Pick out and copy every line below that has the word "ylabel".

··· DATASET ENTRIES

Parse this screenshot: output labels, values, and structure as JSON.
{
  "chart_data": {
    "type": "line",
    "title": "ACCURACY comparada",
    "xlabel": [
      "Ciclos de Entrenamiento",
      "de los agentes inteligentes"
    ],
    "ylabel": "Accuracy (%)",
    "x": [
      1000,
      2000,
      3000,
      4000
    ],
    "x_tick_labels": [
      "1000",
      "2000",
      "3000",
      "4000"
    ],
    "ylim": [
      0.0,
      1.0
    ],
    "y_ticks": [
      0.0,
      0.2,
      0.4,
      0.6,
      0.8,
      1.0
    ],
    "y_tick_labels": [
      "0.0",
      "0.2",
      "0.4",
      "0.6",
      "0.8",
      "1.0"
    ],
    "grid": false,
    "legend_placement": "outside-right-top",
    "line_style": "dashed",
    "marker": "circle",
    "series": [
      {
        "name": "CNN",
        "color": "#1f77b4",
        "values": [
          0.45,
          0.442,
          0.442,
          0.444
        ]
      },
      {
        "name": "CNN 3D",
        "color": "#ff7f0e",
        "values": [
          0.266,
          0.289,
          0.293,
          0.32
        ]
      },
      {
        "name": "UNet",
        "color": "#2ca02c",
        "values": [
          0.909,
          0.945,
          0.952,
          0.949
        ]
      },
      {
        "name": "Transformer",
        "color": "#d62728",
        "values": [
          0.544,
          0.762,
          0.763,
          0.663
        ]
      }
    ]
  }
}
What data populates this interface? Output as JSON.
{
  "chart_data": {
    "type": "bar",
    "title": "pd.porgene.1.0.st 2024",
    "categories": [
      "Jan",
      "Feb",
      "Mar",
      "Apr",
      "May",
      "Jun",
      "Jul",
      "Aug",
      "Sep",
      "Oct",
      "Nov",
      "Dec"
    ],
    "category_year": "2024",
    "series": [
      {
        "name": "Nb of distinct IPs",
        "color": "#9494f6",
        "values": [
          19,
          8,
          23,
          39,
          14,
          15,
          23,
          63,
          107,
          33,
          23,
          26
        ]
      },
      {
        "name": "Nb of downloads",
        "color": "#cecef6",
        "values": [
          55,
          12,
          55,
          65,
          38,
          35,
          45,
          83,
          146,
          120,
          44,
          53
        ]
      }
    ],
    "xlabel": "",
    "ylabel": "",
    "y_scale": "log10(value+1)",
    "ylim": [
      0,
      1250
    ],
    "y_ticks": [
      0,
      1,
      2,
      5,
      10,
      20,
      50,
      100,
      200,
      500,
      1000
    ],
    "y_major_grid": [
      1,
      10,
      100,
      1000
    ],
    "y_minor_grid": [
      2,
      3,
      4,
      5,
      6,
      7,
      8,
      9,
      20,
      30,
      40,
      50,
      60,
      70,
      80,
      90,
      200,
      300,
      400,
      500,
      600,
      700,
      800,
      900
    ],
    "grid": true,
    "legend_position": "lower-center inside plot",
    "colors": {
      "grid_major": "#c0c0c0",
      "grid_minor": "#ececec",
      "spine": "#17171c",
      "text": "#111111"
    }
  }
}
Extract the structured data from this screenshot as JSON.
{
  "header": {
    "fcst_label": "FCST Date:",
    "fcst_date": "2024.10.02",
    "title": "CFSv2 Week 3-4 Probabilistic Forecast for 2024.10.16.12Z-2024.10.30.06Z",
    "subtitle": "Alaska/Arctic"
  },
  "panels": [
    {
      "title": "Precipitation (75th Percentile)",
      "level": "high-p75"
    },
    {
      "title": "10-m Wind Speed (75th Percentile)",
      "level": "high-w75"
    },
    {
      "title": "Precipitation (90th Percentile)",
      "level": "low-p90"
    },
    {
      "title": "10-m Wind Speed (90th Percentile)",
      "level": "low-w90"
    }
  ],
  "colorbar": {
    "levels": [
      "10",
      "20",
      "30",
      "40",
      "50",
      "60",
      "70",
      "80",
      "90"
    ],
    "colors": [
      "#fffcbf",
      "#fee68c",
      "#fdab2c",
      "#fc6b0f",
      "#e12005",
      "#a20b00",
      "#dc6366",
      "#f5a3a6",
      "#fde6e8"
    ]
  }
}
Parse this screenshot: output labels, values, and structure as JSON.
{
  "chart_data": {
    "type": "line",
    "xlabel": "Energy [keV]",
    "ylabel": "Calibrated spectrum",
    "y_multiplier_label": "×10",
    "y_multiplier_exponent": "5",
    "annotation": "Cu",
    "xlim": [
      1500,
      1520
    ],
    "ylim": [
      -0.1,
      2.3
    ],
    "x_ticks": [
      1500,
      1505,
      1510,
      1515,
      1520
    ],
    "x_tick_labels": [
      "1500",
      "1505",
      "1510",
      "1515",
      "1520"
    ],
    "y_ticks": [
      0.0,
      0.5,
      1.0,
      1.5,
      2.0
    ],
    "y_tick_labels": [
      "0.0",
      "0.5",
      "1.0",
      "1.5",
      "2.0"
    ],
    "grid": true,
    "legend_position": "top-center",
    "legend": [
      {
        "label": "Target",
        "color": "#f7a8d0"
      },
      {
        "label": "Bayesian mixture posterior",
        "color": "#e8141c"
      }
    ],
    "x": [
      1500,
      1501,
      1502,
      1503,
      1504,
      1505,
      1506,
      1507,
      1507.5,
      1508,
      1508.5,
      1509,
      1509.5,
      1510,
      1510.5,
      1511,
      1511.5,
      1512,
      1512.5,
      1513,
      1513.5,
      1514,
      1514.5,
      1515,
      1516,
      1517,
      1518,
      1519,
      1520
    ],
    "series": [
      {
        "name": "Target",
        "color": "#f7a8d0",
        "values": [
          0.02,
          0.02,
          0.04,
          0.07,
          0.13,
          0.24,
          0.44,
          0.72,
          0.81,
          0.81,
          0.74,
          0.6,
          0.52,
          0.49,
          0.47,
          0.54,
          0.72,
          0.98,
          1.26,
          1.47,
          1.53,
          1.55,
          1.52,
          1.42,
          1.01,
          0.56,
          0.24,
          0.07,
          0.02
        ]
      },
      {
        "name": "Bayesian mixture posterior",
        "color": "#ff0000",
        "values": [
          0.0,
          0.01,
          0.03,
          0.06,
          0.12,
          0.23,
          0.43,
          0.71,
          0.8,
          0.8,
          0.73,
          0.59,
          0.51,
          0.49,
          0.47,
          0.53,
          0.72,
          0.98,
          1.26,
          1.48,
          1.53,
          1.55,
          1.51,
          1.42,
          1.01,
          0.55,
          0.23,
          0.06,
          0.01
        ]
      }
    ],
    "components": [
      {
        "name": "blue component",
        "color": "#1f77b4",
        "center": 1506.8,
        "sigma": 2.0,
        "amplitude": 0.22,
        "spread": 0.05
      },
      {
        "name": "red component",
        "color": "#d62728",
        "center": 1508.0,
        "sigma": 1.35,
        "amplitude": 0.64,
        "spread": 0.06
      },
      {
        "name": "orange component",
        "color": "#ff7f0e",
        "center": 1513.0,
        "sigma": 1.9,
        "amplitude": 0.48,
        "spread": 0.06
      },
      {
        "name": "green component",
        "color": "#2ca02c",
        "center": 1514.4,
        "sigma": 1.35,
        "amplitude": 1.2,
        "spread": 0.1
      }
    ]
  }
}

······

# FULL RESPONSE
    "ylabel": "Accuracy (%)",
    "ylabel": "",
    "ylabel": "Calibrated spectrum",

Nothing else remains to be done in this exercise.